**REQUIRED WORK:** Extract the lines that hold the string "object".

**SUPPLIED DATA:**
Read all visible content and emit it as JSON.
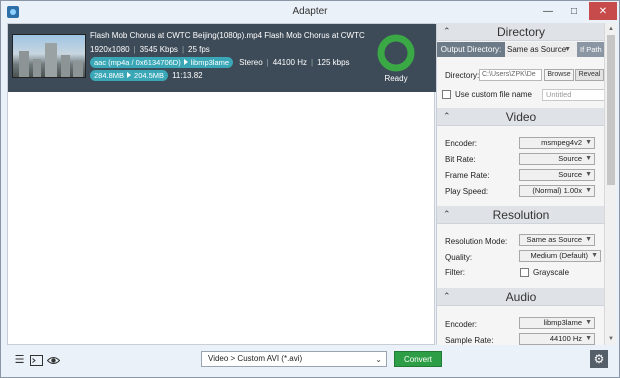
{
  "window": {
    "title": "Adapter"
  },
  "file": {
    "title": "Flash Mob Chorus at CWTC Beijing(1080p).mp4   Flash Mob Chorus at CWTC",
    "resolution": "1920x1080",
    "bitrate": "3545 Kbps",
    "fps": "25 fps",
    "audio_src": "aac (mp4a / 0x6134706D)",
    "audio_dst": "libmp3lame",
    "channels": "Stereo",
    "sample_rate": "44100 Hz",
    "audio_bitrate": "125 kbps",
    "size_src": "284.8MB",
    "size_dst": "204.5MB",
    "duration": "11:13.82",
    "status": "Ready",
    "progress": 1.0
  },
  "panel": {
    "directory": {
      "header": "Directory",
      "output_label": "Output Directory:",
      "output_value": "Same as Source",
      "if_path": "If Path",
      "dir_label": "Directory:",
      "dir_value": "C:\\Users\\ZPK\\De",
      "browse": "Browse",
      "reveal": "Reveal",
      "custom_name_label": "Use custom file name",
      "custom_name_placeholder": "Untitled"
    },
    "video": {
      "header": "Video",
      "encoder_label": "Encoder:",
      "encoder_value": "msmpeg4v2",
      "bitrate_label": "Bit Rate:",
      "bitrate_value": "Source",
      "framerate_label": "Frame Rate:",
      "framerate_value": "Source",
      "speed_label": "Play Speed:",
      "speed_value": "(Normal) 1.00x"
    },
    "resolution": {
      "header": "Resolution",
      "mode_label": "Resolution Mode:",
      "mode_value": "Same as Source",
      "quality_label": "Quality:",
      "quality_value": "Medium (Default)",
      "filter_label": "Filter:",
      "grayscale_label": "Grayscale"
    },
    "audio": {
      "header": "Audio",
      "encoder_label": "Encoder:",
      "encoder_value": "libmp3lame",
      "samplerate_label": "Sample Rate:",
      "samplerate_value": "44100 Hz"
    }
  },
  "bottom": {
    "profile": "Video > Custom AVI (*.avi)",
    "convert": "Convert"
  },
  "colors": {
    "accent_green": "#2e9e46",
    "ready_ring": "#3aa845",
    "pill": "#3aa7b7",
    "row_bg": "#3d4a57"
  }
}
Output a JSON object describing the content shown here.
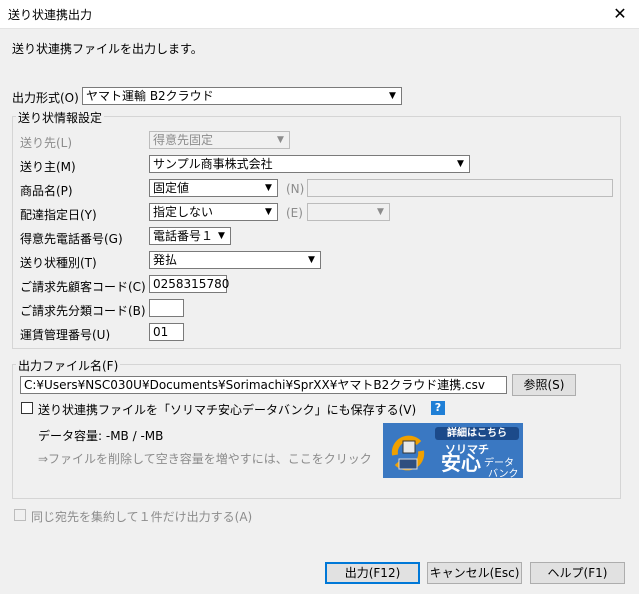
{
  "window": {
    "title": "送り状連携出力",
    "close_glyph": "✕"
  },
  "intro": "送り状連携ファイルを出力します。",
  "output_format": {
    "label": "出力形式(O)",
    "value": "ヤマト運輸  B2クラウド"
  },
  "invoice_settings": {
    "group_label": "送り状情報設定",
    "destination": {
      "label": "送り先(L)",
      "value": "得意先固定"
    },
    "sender": {
      "label": "送り主(M)",
      "value": "サンプル商事株式会社"
    },
    "product_name": {
      "label": "商品名(P)",
      "value": "固定値",
      "n_label": "(N)",
      "n_value": ""
    },
    "delivery_date": {
      "label": "配達指定日(Y)",
      "value": "指定しない",
      "e_label": "(E)",
      "e_value": ""
    },
    "customer_phone": {
      "label": "得意先電話番号(G)",
      "value": "電話番号１"
    },
    "invoice_type": {
      "label": "送り状種別(T)",
      "value": "発払"
    },
    "billing_code": {
      "label": "ご請求先顧客コード(C)",
      "value": "0258315780"
    },
    "billing_class": {
      "label": "ご請求先分類コード(B)",
      "value": ""
    },
    "freight_number": {
      "label": "運賃管理番号(U)",
      "value": "01"
    }
  },
  "output_file": {
    "group_label": "出力ファイル名(F)",
    "path": "C:¥Users¥NSC030U¥Documents¥Sorimachi¥SprXX¥ヤマトB2クラウド連携.csv",
    "browse_label": "参照(S)",
    "save_check_label": "送り状連携ファイルを「ソリマチ安心データバンク」にも保存する(V)",
    "save_checked": false,
    "capacity_text": "データ容量:  -MB / -MB",
    "delete_hint": "⇒ファイルを削除して空き容量を増やすには、ここをクリック",
    "banner": {
      "top": "詳細はこちら",
      "brand": "ソリマチ",
      "big": "安心",
      "small1": "データ",
      "small2": "バンク"
    }
  },
  "aggregate": {
    "label": "同じ宛先を集約して１件だけ出力する(A)",
    "checked": false
  },
  "buttons": {
    "output": "出力(F12)",
    "cancel": "キャンセル(Esc)",
    "help": "ヘルプ(F1)"
  },
  "icons": {
    "dropdown_arrow": "▼",
    "help": "?"
  }
}
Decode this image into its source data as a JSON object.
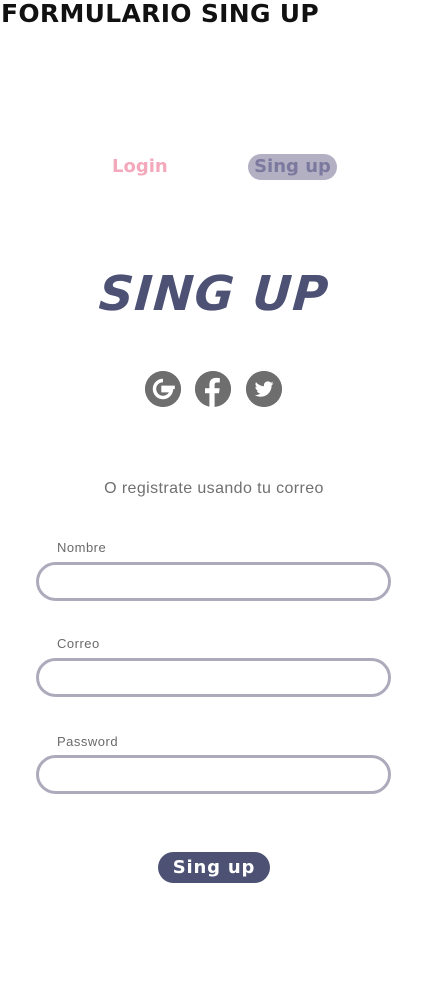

**CORRECT RESPONSE:**
Output a JSON object describing the content shown here.
Decode this image into its source data as a JSON object.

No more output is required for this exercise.